GIVEN RECORDS —
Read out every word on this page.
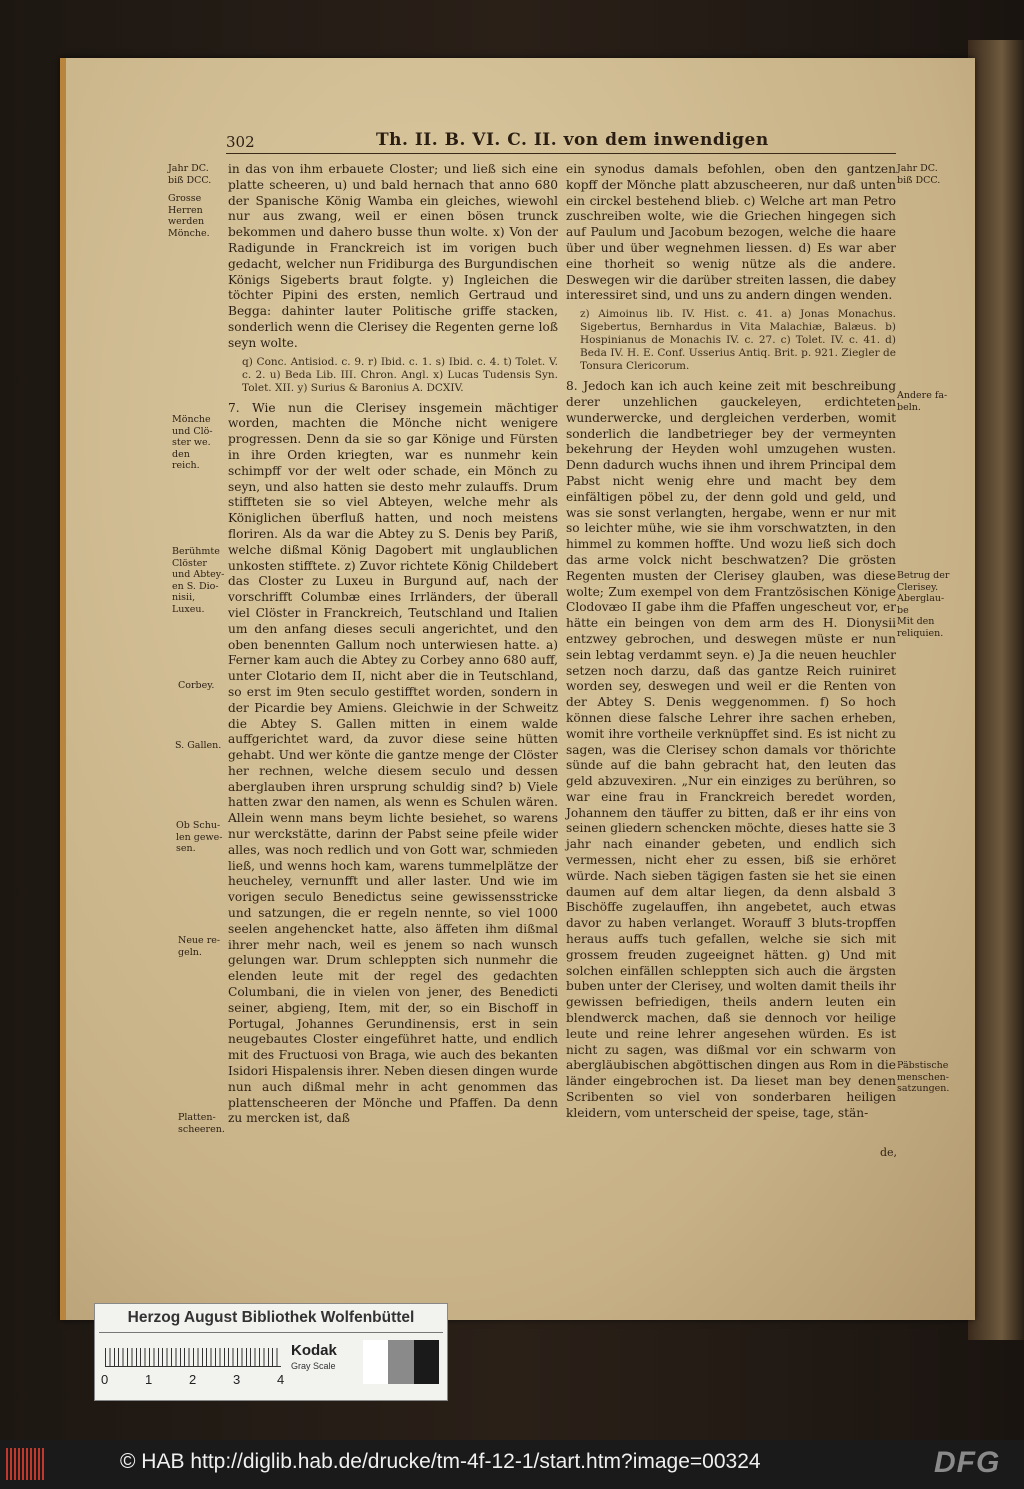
302	Th. II. B. VI. C. II. von dem inwendigen

in das von ihm erbauete Closter; und ließ sich eine platte scheeren, u) und bald hernach that anno 680 der Spanische König Wamba ein gleiches, wiewohl nur aus zwang, weil er einen bösen trunck bekommen und dahero busse thun wolte. x) Von der Radigunde in Franckreich ist im vorigen buch gedacht, welcher nun Fridiburga des Burgundischen Königs Sigeberts braut folgte. y) Ingleichen die töchter Pipini des ersten, nemlich Gertraud und Begga: dahinter lauter Politische griffe stacken, sonderlich wenn die Clerisey die Regenten gerne loß seyn wolte.

q) Conc. Antisiod. c. 9. r) Ibid. c. 1. s) Ibid. c. 4. t) Tolet. V. c. 2. u) Beda Lib. III. Chron. Angl. x) Lucas Tudensis Syn. Tolet. XII. y) Surius & Baronius A. DCXIV.

7. Wie nun die Clerisey insgemein mächtiger worden, machten die Mönche nicht wenigere progressen. Denn da sie so gar Könige und Fürsten in ihre Orden kriegten, war es nunmehr kein schimpff vor der welt oder schade, ein Mönch zu seyn, und also hatten sie desto mehr zulauffs. Drum stiffteten sie so viel Abteyen, welche mehr als Königlichen überfluß hatten, und noch meistens floriren. Als da war die Abtey zu S. Denis bey Pariß, welche dißmal König Dagobert mit unglaublichen unkosten stifftete. z) Zuvor richtete König Childebert das Closter zu Luxeu in Burgund auf, nach der vorschrifft Columbæ eines Irrländers, der überall viel Clöster in Franckreich, Teutschland und Italien um den anfang dieses seculi angerichtet, und den oben benennten Gallum noch unterwiesen hatte. a) Ferner kam auch die Abtey zu Corbey anno 680 auff, unter Clotario dem II, nicht aber die in Teutschland, so erst im 9ten seculo gestifftet worden, sondern in der Picardie bey Amiens. Gleichwie in der Schweitz die Abtey S. Gallen mitten in einem walde auffgerichtet ward, da zuvor diese seine hütten gehabt. Und wer könte die gantze menge der Clöster her rechnen, welche diesem seculo und dessen aberglauben ihren ursprung schuldig sind? b) Viele hatten zwar den namen, als wenn es Schulen wären. Allein wenn mans beym lichte besiehet, so warens nur werckstätte, darinn der Pabst seine pfeile wider alles, was noch redlich und von Gott war, schmieden ließ, und wenns hoch kam, warens tummelplätze der heucheley, vernunfft und aller laster. Und wie im vorigen seculo Benedictus seine gewissensstricke und satzungen, die er regeln nennte, so viel 1000 seelen angehencket hatte, also äffeten ihm dißmal ihrer mehr nach, weil es jenem so nach wunsch gelungen war. Drum schleppten sich nunmehr die elenden leute mit der regel des gedachten Columbani, die in vielen von jener, des Benedicti seiner, abgieng, Item, mit der, so ein Bischoff in Portugal, Johannes Gerundinensis, erst in sein neugebautes Closter eingeführet hatte, und endlich mit des Fructuosi von Braga, wie auch des bekanten Isidori Hispalensis ihrer. Neben diesen dingen wurde nun auch dißmal mehr in acht genommen das plattenscheeren der Mönche und Pfaffen. Da denn zu mercken ist, daß

ein synodus damals befohlen, oben den gantzen kopff der Mönche platt abzuscheeren, nur daß unten ein circkel bestehend blieb. c) Welche art man Petro zuschreiben wolte, wie die Griechen hingegen sich auf Paulum und Jacobum bezogen, welche die haare über und über wegnehmen liessen. d) Es war aber eine thorheit so wenig nütze als die andere. Deswegen wir die darüber streiten lassen, die dabey interessiret sind, und uns zu andern dingen wenden.

z) Aimoinus lib. IV. Hist. c. 41. a) Jonas Monachus. Sigebertus, Bernhardus in Vita Malachiæ, Balæus. b) Hospinianus de Monachis IV. c. 27. c) Tolet. IV. c. 41. d) Beda IV. H. E. Conf. Usserius Antiq. Brit. p. 921. Ziegler de Tonsura Clericorum.

8. Jedoch kan ich auch keine zeit mit beschreibung derer unzehlichen gauckeleyen, erdichteten wunderwercke, und dergleichen verderben, womit sonderlich die landbetrieger bey der vermeynten bekehrung der Heyden wohl umzugehen wusten. Denn dadurch wuchs ihnen und ihrem Principal dem Pabst nicht wenig ehre und macht bey dem einfältigen pöbel zu, der denn gold und geld, und was sie sonst verlangten, hergabe, wenn er nur mit so leichter mühe, wie sie ihm vorschwatzten, in den himmel zu kommen hoffte. Und wozu ließ sich doch das arme volck nicht beschwatzen? Die grösten Regenten musten der Clerisey glauben, was diese wolte; Zum exempel von dem Frantzösischen Könige Clodovæo II gabe ihm die Pfaffen ungescheut vor, er hätte ein beingen von dem arm des H. Dionysii entzwey gebrochen, und deswegen müste er nun sein lebtag verdammt seyn. e) Ja die neuen heuchler setzen noch darzu, daß das gantze Reich ruiniret worden sey, deswegen und weil er die Renten von der Abtey S. Denis weggenommen. f) So hoch können diese falsche Lehrer ihre sachen erheben, womit ihre vortheile verknüpffet sind. Es ist nicht zu sagen, was die Clerisey schon damals vor thörichte sünde auf die bahn gebracht hat, den leuten das geld abzuvexiren. „Nur ein einziges zu berühren, so war eine frau in Franckreich beredet worden, Johannem den täuffer zu bitten, daß er ihr eins von seinen gliedern schencken möchte, dieses hatte sie 3 jahr nach einander gebeten, und endlich sich vermessen, nicht eher zu essen, biß sie erhöret würde. Nach sieben tägigen fasten sie het sie einen daumen auf dem altar liegen, da denn alsbald 3 Bischöffe zugelauffen, ihn angebetet, auch etwas davor zu haben verlanget. Worauff 3 bluts-tropffen heraus auffs tuch gefallen, welche sie sich mit grossem freuden zugeeignet hätten. g) Und mit solchen einfällen schleppten sich auch die ärgsten buben unter der Clerisey, und wolten damit theils ihr gewissen befriedigen, theils andern leuten ein blendwerck machen, daß sie dennoch vor heilige leute und reine lehrer angesehen würden. Es ist nicht zu sagen, was dißmal vor ein schwarm von abergläubischen abgöttischen dingen aus Rom in die länder eingebrochen ist. Da lieset man bey denen Scribenten so viel von sonderbaren heiligen kleidern, vom unterscheid der speise, tage, stän-

de,
Jahr DC.
biß DCC.
Grosse
Herren
werden
Mönche.
Mönche
und Clö-
ster we. den
reich.
Berühmte
Clöster
und Abtey-
en S. Dio-
nisii,
Luxeu.
Corbey.
S. Gallen.
Ob Schu-
len gewe-
sen.
Neue re-
geln.
Platten-
scheeren.
Jahr DC.
biß DCC.
Andere fa-
beln.
Betrug der
Clerisey.
Aberglau-
be
Mit den
reliquien.
Päbstische
menschen-
satzungen.
Herzog August Bibliothek Wolfenbüttel
0	1	2	3	4
Kodak
Gray Scale
© HAB http://diglib.hab.de/drucke/tm-4f-12-1/start.htm?image=00324	DFG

ASSIGNMENT — In the lines above, find the word "Tolet" and copy each line that contains it.

PROBLEM SOLUTION —
q) Conc. Antisiod. c. 9. r) Ibid. c. 1. s) Ibid. c. 4. t) Tolet. V. c. 2. u) Beda Lib. III. Chron. Angl. x) Lucas Tudensis Syn. Tolet. XII. y) Surius & Baronius A. DCXIV.
z) Aimoinus lib. IV. Hist. c. 41. a) Jonas Monachus. Sigebertus, Bernhardus in Vita Malachiæ, Balæus. b) Hospinianus de Monachis IV. c. 27. c) Tolet. IV. c. 41. d) Beda IV. H. E. Conf. Usserius Antiq. Brit. p. 921. Ziegler de Tonsura Clericorum.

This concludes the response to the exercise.